WHAT IS BEING ASKED: Extract the data exactly, missing nothing.

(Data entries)
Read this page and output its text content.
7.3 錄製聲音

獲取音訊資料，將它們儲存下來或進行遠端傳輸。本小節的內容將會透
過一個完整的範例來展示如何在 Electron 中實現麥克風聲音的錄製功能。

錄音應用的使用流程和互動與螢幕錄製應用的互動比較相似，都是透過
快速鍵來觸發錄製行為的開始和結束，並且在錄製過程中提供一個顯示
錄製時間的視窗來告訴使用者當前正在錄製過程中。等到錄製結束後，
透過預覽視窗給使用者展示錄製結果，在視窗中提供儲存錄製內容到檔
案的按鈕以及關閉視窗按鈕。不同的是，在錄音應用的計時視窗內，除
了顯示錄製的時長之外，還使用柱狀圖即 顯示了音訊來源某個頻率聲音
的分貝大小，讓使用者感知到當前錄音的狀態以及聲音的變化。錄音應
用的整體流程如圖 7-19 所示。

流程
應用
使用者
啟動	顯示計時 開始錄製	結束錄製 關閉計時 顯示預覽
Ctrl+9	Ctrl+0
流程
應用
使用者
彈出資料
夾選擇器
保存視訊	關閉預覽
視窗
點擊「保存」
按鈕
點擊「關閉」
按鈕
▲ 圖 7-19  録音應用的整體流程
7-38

ANSWER:
Read this page and output its text content.
7.3 錄製聲音

獲取音訊資料，將它們儲存下來或進行遠端傳輸。本小節的內容將會透
過一個完整的範例來展示如何在 Electron 中實現麥克風聲音的錄製功能。

錄音應用的使用流程和互動與螢幕錄製應用的互動比較相似，都是透過
快速鍵來觸發錄製行為的開始和結束，並且在錄製過程中提供一個顯示
錄製時間的視窗來告訴使用者當前正在錄製過程中。等到錄製結束後，
透過預覽視窗給使用者展示錄製結果，在視窗中提供儲存錄製內容到檔
案的按鈕以及關閉視窗按鈕。不同的是，在錄音應用的計時視窗內，除
了顯示錄製的時長之外，還使用柱狀圖即 顯示了音訊來源某個頻率聲音
的分貝大小，讓使用者感知到當前錄音的狀態以及聲音的變化。錄音應
用的整體流程如圖 7-19 所示。

流程
應用
使用者
啟動	顯示計時 開始錄製	結束錄製 關閉計時 顯示預覽
Ctrl+9	Ctrl+0
流程
應用
使用者
彈出資料
夾選擇器
保存視訊	關閉預覽
視窗
點擊「保存」
按鈕
點擊「關閉」
按鈕
▲ 圖 7-19  録音應用的整體流程
7-38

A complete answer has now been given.